Tasks for this exercise:
• A. Please list the headings of the numbered sections in the loan note passage.
• B. Reproduce the loan note passage from "3. Calculation of" up to and including "or additional interest.".

Supplied passage:
──────
2. Repayment. Interest accrued hereunder on the outstanding principal amount shall be
paid monthly in arrears on the first day of each month, beginning on the first day of the
month which immediately follows the first month in which there is an outstanding
balance of principal under this Note.

The entire amount of principal outstanding on the Repayment Date (as hereafter defined),
together with all accrued unpaid interest thereon at the rates hereinabove specified, shall
be paid in 36 equal consecutive monthly installments on the first day of each calendar
month commencing on the fist day of the month immediately following the Repayment
date. For purposes of this Note, the "Repayment Date" is the earlier to occur of that date
which is two years following the date the first advance is made under this Note or
___________________, 20_____.

The entire unpaid balance of principal, together with all accrued and unpaid interest
thereon, shall be paid in full on or before the first day of the 36th month following the
Repayment Date.

3. Calculation of Interest. Interest shall be calculated on the basis of a three hundred sixty
(360) days per year factor applied to the actual days on which there exists an unpaid
principal balance. Interest shall be calculated by Lender and billed to Borrower for each
appropriate period; provided, however, that failure of Lender to bill Borrower shall not
relieve Borrower's payment obligations hereunder.

4. Application of Payments. All payments made hereunder shall be applied first to late
penalties or other sums owing the holder, next to accrued and unpaid interest, and then to
principal.

5. Optional Prepayment. Borrower may prepay this Note in whole or in part at any time
or from time to time without penalty or additional interest.
──────
Collected data:
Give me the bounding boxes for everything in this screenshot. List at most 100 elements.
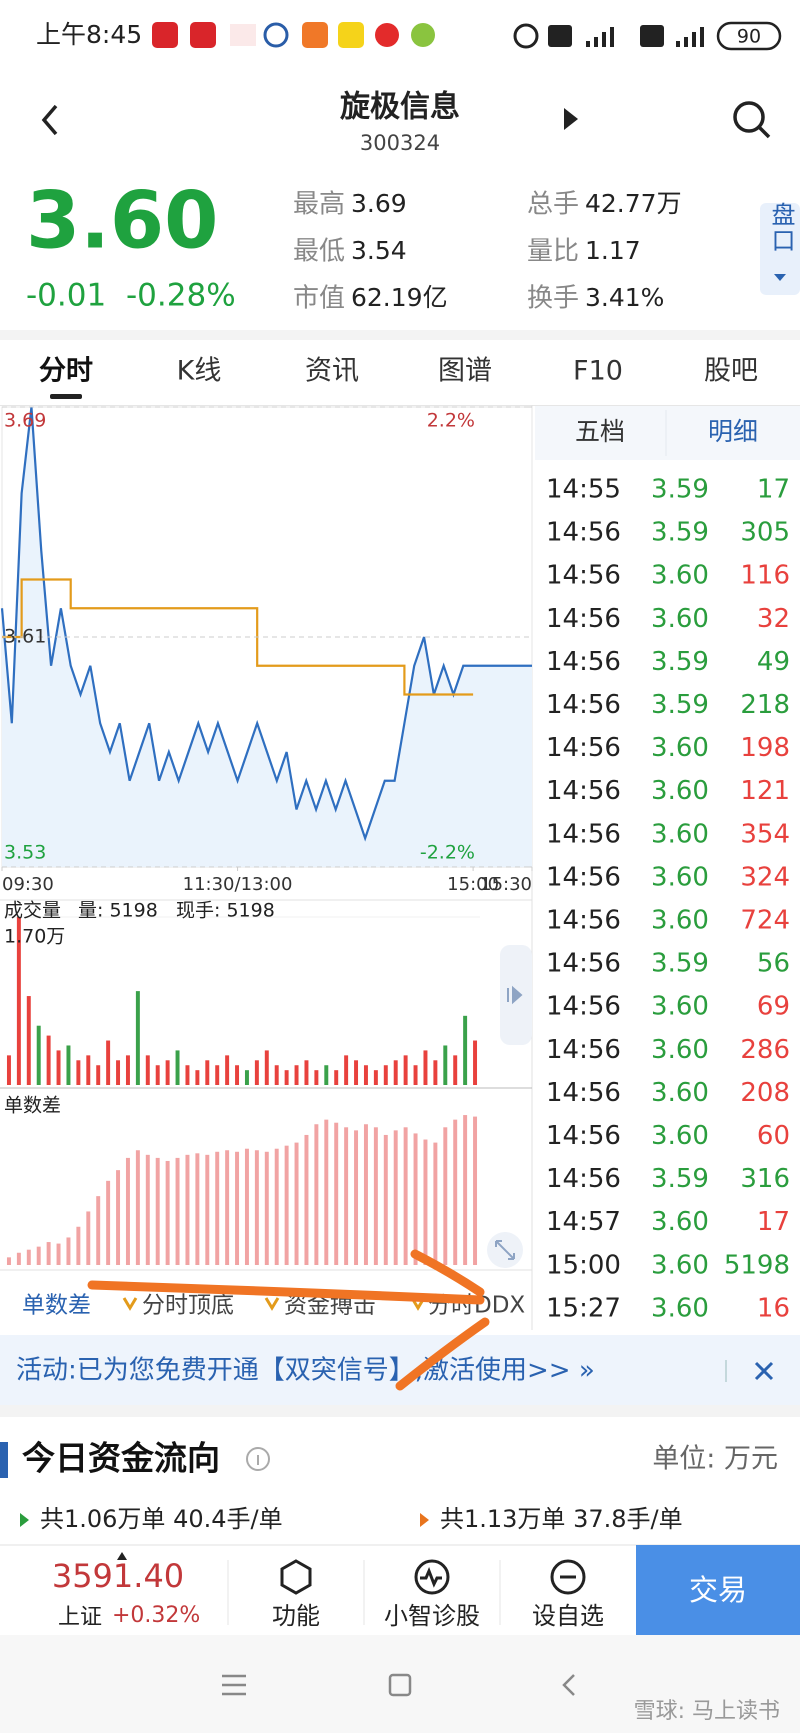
──────
Answer list:
• A.
Repayment
Calculation of Interest
Application of Payments
Optional Prepayment

• B.
3. Calculation of Interest. Interest shall be calculated on the basis of a three hundred sixty
(360) days per year factor applied to the actual days on which there exists an unpaid
principal balance. Interest shall be calculated by Lender and billed to Borrower for each
appropriate period; provided, however, that failure of Lender to bill Borrower shall not
relieve Borrower's payment obligations hereunder.

4. Application of Payments. All payments made hereunder shall be applied first to late
penalties or other sums owing the holder, next to accrued and unpaid interest, and then to
principal.

5. Optional Prepayment. Borrower may prepay this Note in whole or in part at any time
or from time to time without penalty or additional interest.